Extracted entries =>
* * * *
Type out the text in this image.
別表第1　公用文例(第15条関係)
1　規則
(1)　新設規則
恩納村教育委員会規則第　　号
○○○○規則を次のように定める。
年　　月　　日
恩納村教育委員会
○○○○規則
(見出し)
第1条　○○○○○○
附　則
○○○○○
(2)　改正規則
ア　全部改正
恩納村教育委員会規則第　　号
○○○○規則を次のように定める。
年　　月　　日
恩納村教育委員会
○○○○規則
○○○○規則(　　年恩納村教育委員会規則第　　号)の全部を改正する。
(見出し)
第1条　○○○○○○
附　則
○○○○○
* * * *
Required work =>
Type the whole listing again, unaltered.

Answer to this problem =>
Type out the text in this image.
別表第1　公用文例(第15条関係)
1　規則
(1)　新設規則
恩納村教育委員会規則第　　号
○○○○規則を次のように定める。
年　　月　　日
恩納村教育委員会
○○○○規則
(見出し)
第1条　○○○○○○
附　則
○○○○○
(2)　改正規則
ア　全部改正
恩納村教育委員会規則第　　号
○○○○規則を次のように定める。
年　　月　　日
恩納村教育委員会
○○○○規則
○○○○規則(　　年恩納村教育委員会規則第　　号)の全部を改正する。
(見出し)
第1条　○○○○○○
附　則
○○○○○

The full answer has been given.